*Exercise*: From the entries below, report how many lines contain the string "curse". Give only that number.

** BEGIN Supplied data **

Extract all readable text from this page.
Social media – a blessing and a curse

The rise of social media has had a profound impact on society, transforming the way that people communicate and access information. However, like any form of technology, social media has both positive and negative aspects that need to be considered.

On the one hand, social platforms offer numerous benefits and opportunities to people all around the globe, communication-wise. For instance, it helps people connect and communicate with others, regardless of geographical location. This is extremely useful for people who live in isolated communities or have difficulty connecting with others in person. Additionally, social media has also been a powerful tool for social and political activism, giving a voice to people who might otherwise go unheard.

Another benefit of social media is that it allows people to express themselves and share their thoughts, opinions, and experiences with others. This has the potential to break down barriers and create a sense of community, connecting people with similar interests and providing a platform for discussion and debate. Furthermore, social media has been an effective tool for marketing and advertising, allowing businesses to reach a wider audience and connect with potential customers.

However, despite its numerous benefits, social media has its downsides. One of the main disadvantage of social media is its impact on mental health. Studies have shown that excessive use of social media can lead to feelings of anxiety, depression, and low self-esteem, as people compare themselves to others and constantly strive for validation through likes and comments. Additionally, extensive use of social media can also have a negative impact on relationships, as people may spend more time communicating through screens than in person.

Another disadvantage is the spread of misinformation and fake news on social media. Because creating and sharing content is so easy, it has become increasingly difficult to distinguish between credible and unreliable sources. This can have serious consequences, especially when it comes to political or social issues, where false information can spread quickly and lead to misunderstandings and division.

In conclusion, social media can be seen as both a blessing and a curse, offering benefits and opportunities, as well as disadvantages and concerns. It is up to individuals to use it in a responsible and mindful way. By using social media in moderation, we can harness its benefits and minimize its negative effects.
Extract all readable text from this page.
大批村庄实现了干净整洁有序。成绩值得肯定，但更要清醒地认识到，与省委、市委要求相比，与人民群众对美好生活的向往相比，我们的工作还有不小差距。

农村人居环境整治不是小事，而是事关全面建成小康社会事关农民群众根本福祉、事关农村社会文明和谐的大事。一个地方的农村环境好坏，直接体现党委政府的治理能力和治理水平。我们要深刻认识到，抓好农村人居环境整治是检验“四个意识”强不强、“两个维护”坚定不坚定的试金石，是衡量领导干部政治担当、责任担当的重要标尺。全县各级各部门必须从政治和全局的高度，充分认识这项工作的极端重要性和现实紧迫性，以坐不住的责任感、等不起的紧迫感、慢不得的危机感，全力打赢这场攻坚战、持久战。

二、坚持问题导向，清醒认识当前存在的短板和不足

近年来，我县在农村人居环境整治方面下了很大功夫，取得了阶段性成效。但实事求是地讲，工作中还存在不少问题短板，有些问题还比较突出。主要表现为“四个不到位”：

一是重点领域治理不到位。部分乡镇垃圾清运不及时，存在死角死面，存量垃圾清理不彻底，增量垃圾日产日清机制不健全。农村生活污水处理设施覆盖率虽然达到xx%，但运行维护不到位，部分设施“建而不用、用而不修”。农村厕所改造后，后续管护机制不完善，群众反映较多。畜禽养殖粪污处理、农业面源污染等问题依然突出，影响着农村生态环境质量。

** END Supplied data **

*Answer to this task*: 2